▸ CHALLENGES
1. Answer these questions about the piece on Vatican II and vocations, labeling each answer with its letter:
(a) What does the latest Vatican report on the number of priests in the world show?
(b) What was the first thing to suffer in the seminary?
(c) What did theologians of the Church begin to see themselves as?
2. In the piece on Vatican II and vocations, swap "report" for "study" and write out the passage starting at "After years of" and ending at "hermeneutic of rupture.".

▸ SELECTED EXTRACT
§ §

The Church of Vatican II and Vocations:

After years of decline, the latest Vatican report on the number of priests in the world shows a rather healthy increase. While it is too soon to say that this increase will continue in the foreseeable future, it does indicate that after almost 45 years, the people of God are finally beginning to understand and appreciate the Second Vatican Council. By this I mean Vatican II’s documents as written, not the “spirit” of Vatican II as some have misinterpreted these documents, what is now called the hermeneutic of rupture.
I was in the seminary shortly after Vatican II and during some of the most tumultuous years of seminary formation. A few of our professors interpreted Vatican II as a complete break from what the Church had been prior to the Council. The first thing to suffer in the seminary was the Mass. By this, I mean that in some cases the Mass was so creatively designed, depended so much upon the priest who was celebrating it and his particular idiosyncrasies that in some cases the Mass was not only illicit but invalid.
Next to suffer was the very doctrine of the Sacrament of Holy Orders. The priesthood was no longer viewed in its high sacramental theology as the sacramental image or icon of Jesus Christ who alone is the High Priest and Victim at the altar as well as the Bridegroom of the Church. Rather the Catholic priest was described as some sort of “leader” of prayer called from the assembly to help the people of God feel the presence of God. This leader, in the not too far off future according to this hermeneutic of rupture, could be called by the local community to preside over what ever creative form the Liturgy would take and would not necessarily need any higher endorsement from, let’s say, the Bishop! The parish could just call someone who had some good leadership and prayer skills, male, female, adult or child, and allow them to lead things, since in fact the priesthood of all the baptized is what brought about the desired results of the Liturgy.
Finally, the ministry of the priest was defined more in terms of what a social worker would do in the secular or religious world rather than the specific high calling that the Priesthood truly is, the sacrificial sign of Jesus Christ, the one and only High Priest, Bridegroom and Good Shepherd, leading people to God through His Sacrifice on the Cross. The new theology viewed the priest as one who would help transform the world in an eschatological way by bringing about through social work God’s kingdom here on earth as some Utopian experience of heaven on earth.
In addition to this, theologians of the Church began to see themselves as a “parallel hierarchy” of the Church. Their role was to be like the “loyal opposition” of political parties to those who are in power. In this case it was the pope and bishops that they would oppose and sometimes not loyally!

§ §

▸ COLLECTED MATERIAL
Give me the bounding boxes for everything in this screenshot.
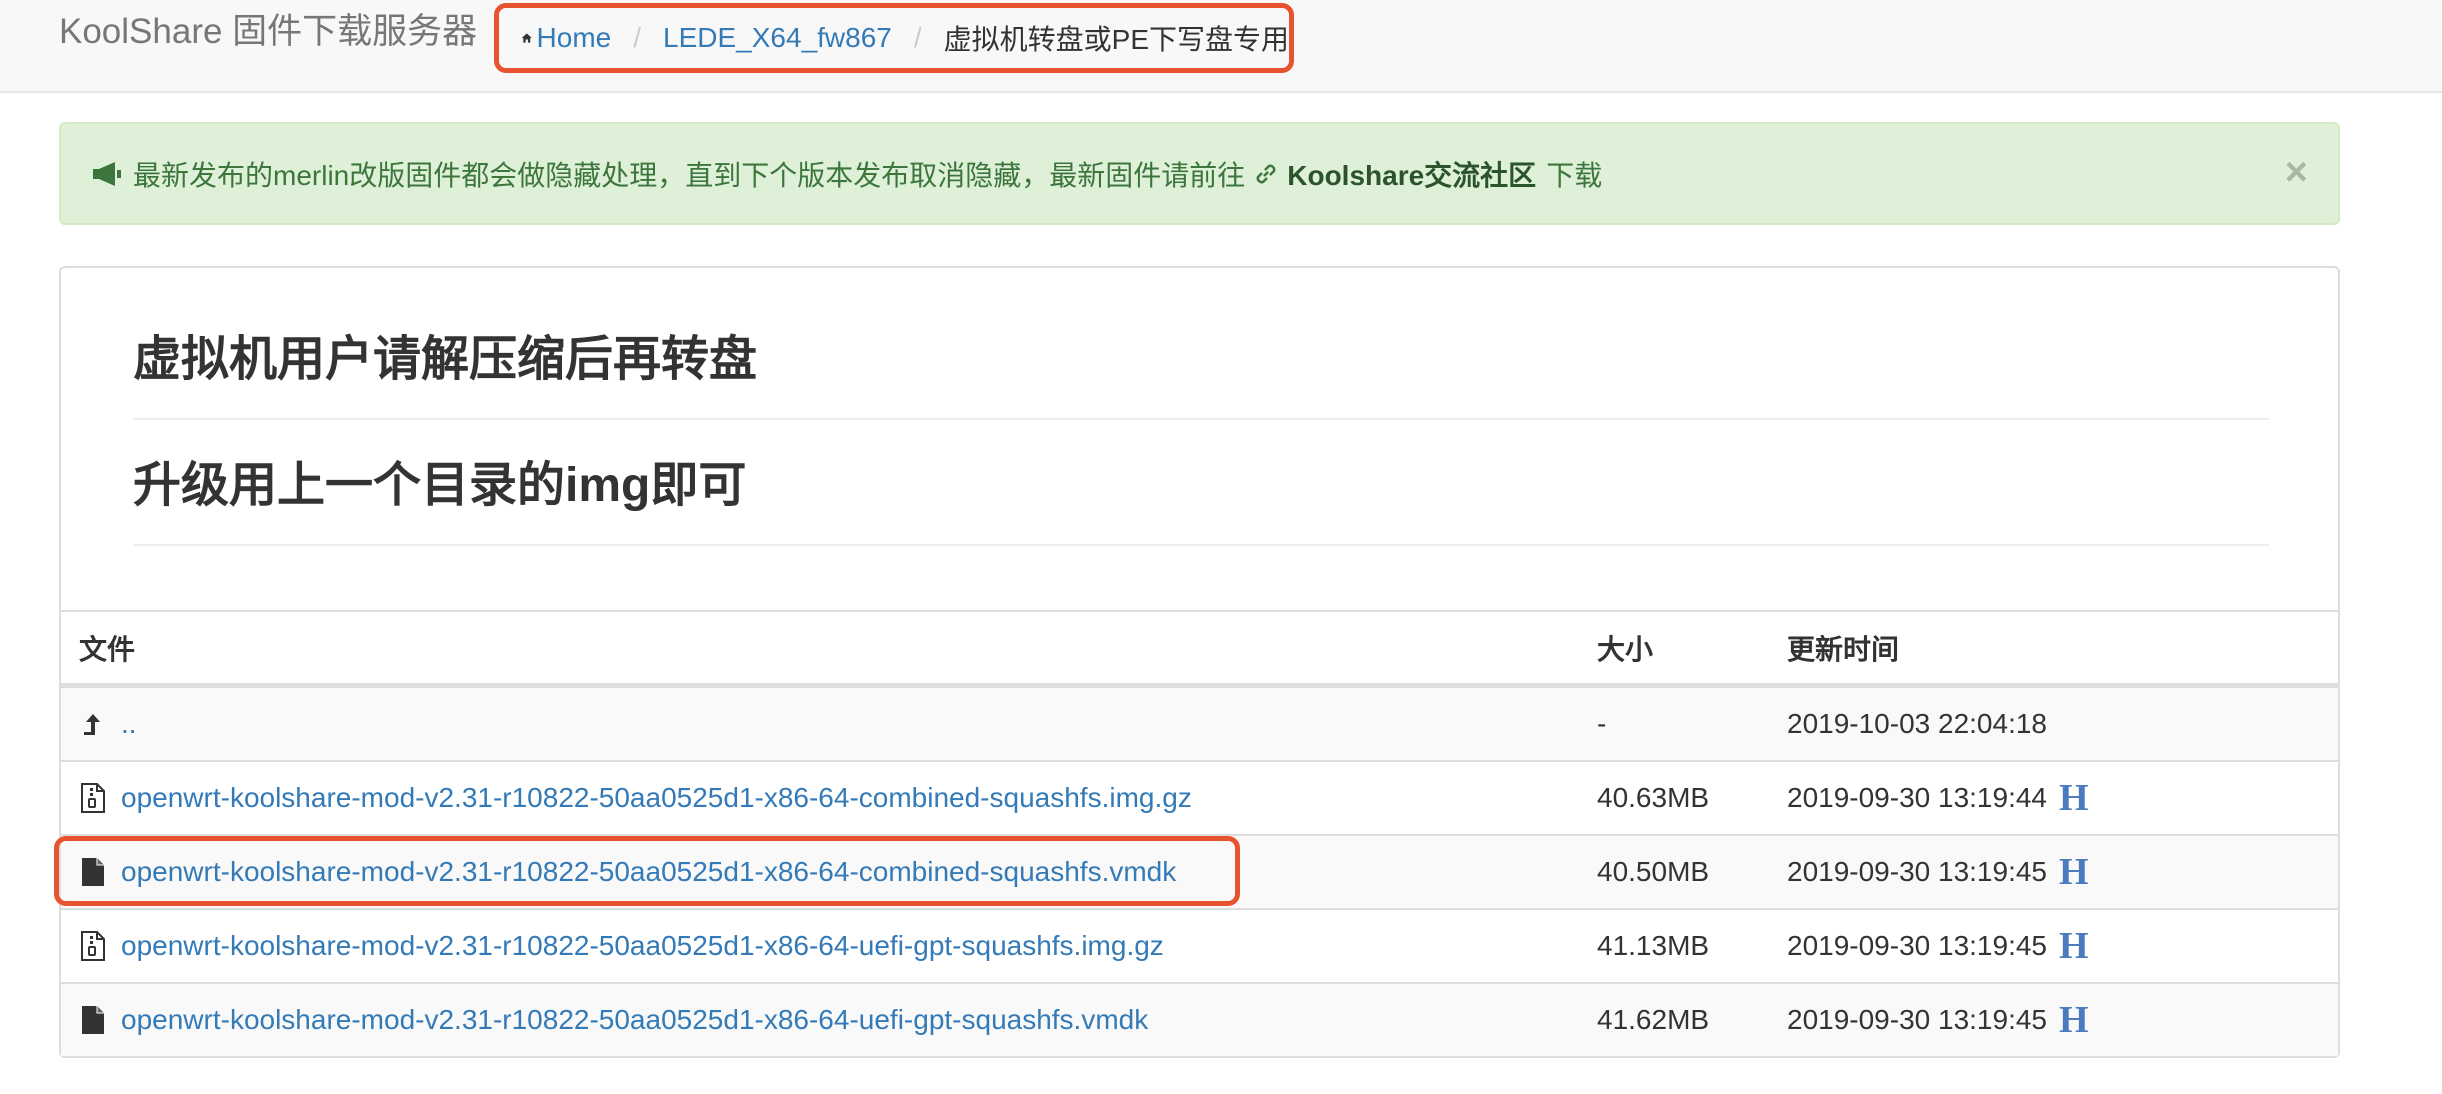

§ §

▸ THE ANSWERS
1.
(a) A rather healthy increase.
(b) The Mass.
(c) A "parallel hierarchy" of the Church.

2.
After years of decline, the latest Vatican study on the number of priests in the world shows a rather healthy increase. While it is too soon to say that this increase will continue in the foreseeable future, it does indicate that after almost 45 years, the people of God are finally beginning to understand and appreciate the Second Vatican Council. By this I mean Vatican II’s documents as written, not the “spirit” of Vatican II as some have misinterpreted these documents, what is now called the hermeneutic of rupture.